**WHAT TO PRODUCE:**
Report the number of lines that include "Galati", with no additional text.

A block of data
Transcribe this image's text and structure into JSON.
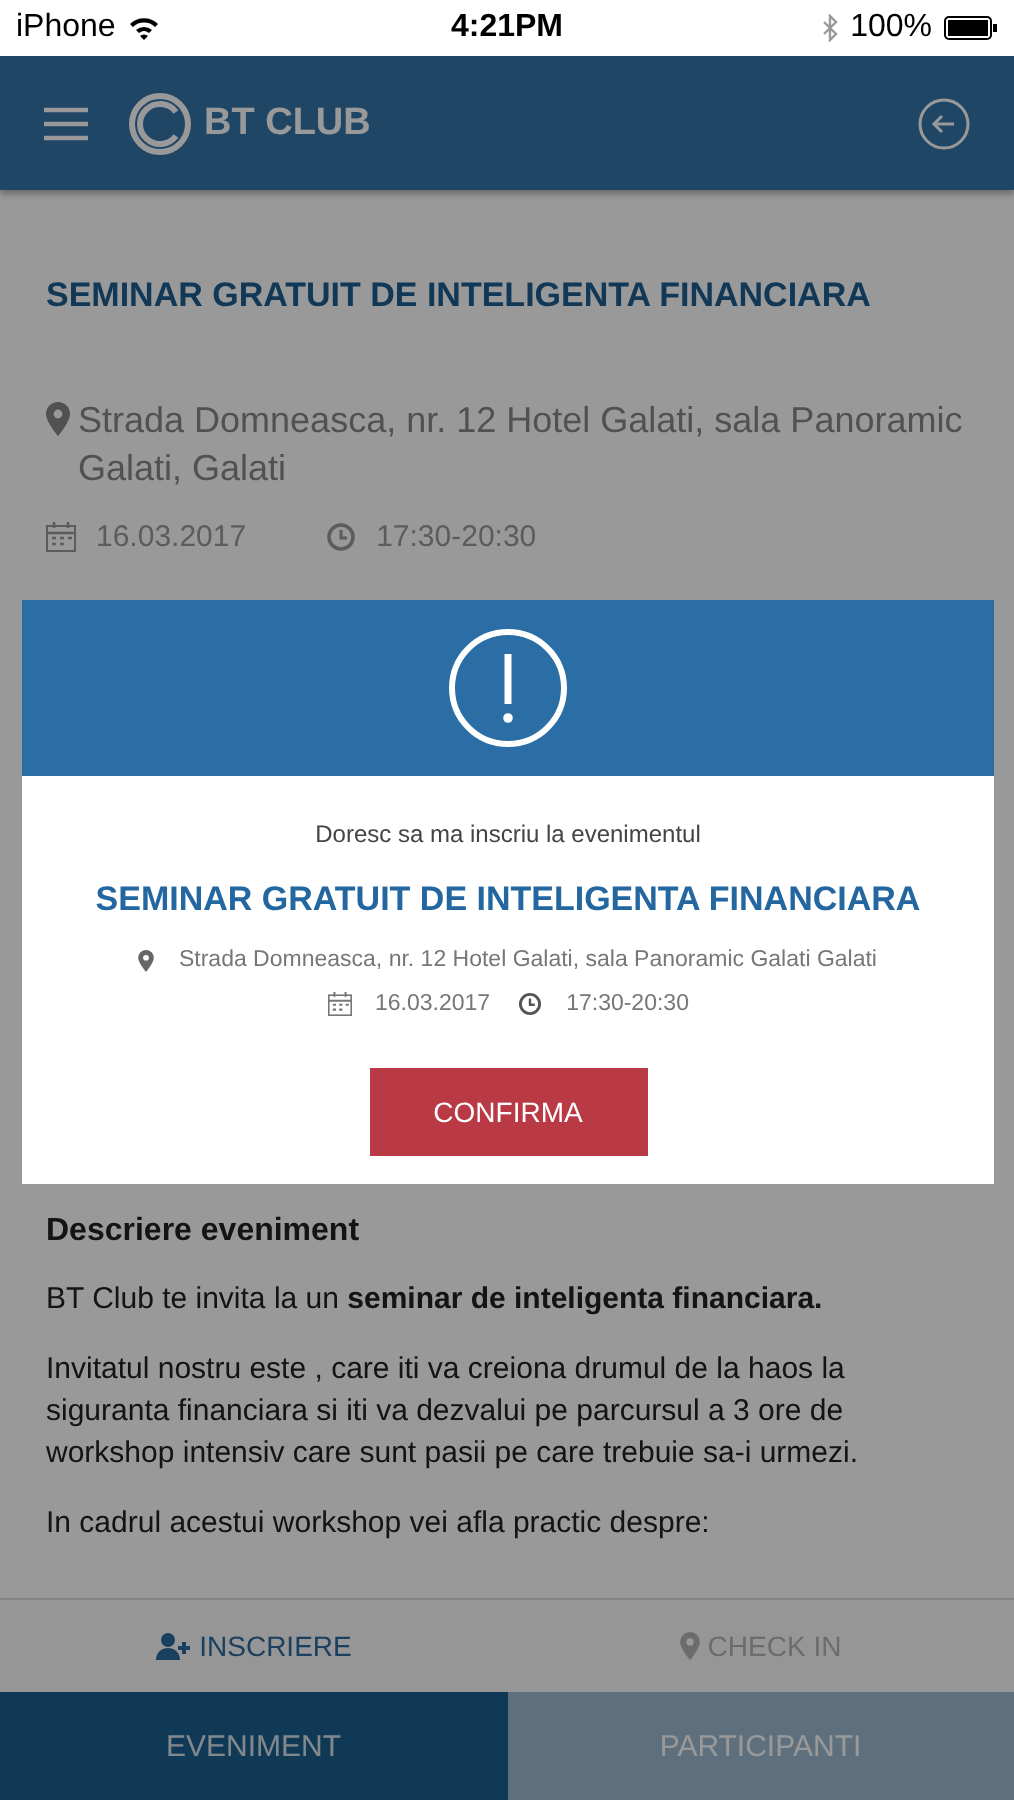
{
  "status_bar": {
    "carrier": "iPhone",
    "time": "4:21PM",
    "battery": "100%"
  },
  "header": {
    "logo": "BT CLUB"
  },
  "event": {
    "title": "SEMINAR GRATUIT DE INTELIGENTA FINANCIARA",
    "address": "Strada Domneasca, nr. 12 Hotel Galati, sala Panoramic Galati, Galati",
    "date": "16.03.2017",
    "time": "17:30-20:30"
  },
  "description": {
    "heading": "Descriere eveniment",
    "paragraphs": [
      "BT Club te invita la un **seminar de inteligenta financiara.**",
      "Invitatul nostru este , care iti va creiona drumul de la haos la siguranta financiara si iti va dezvalui pe parcursul a 3 ore de workshop intensiv care sunt pasii pe care trebuie sa-i urmezi.",
      "In cadrul acestui workshop vei afla practic despre:"
    ]
  },
  "actions": [
    {
      "label": "INSCRIERE",
      "kind": "register",
      "disabled": false
    },
    {
      "label": "CHECK IN",
      "kind": "checkin",
      "disabled": true
    }
  ],
  "tabs": [
    {
      "label": "EVENIMENT",
      "selected": true
    },
    {
      "label": "PARTICIPANTI",
      "selected": false
    }
  ],
  "dialog": {
    "prompt": "Doresc sa ma inscriu la evenimentul",
    "title": "SEMINAR GRATUIT DE INTELIGENTA FINANCIARA",
    "address": "Strada Domneasca, nr. 12 Hotel Galati, sala Panoramic Galati Galati",
    "date": "16.03.2017",
    "time": "17:30-20:30",
    "button": "CONFIRMA"
  }
}
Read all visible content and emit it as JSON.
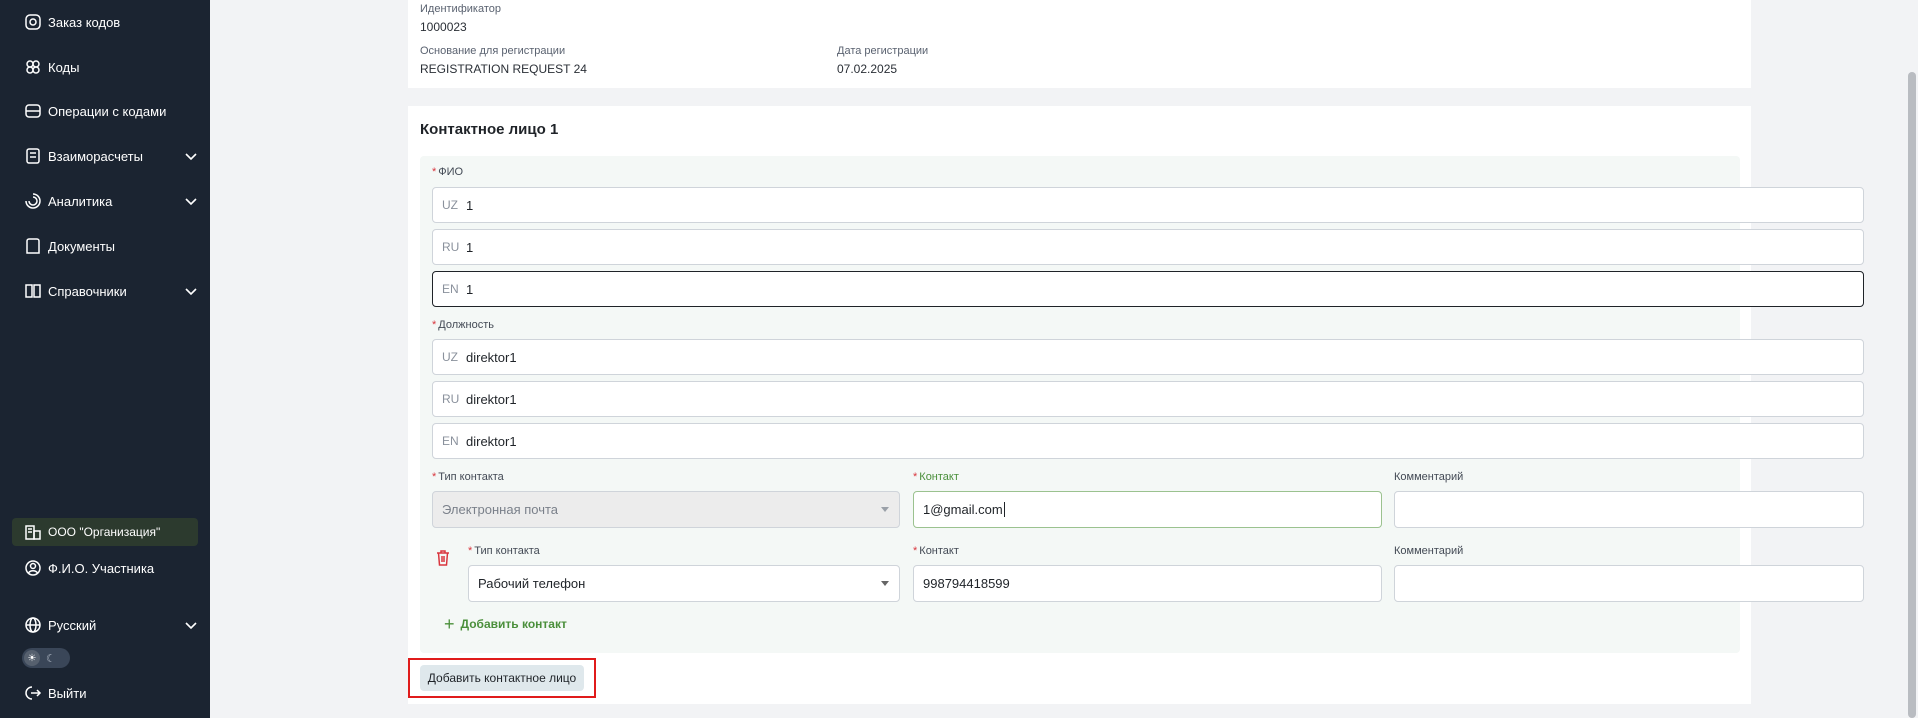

**FULL ANSWER:**
2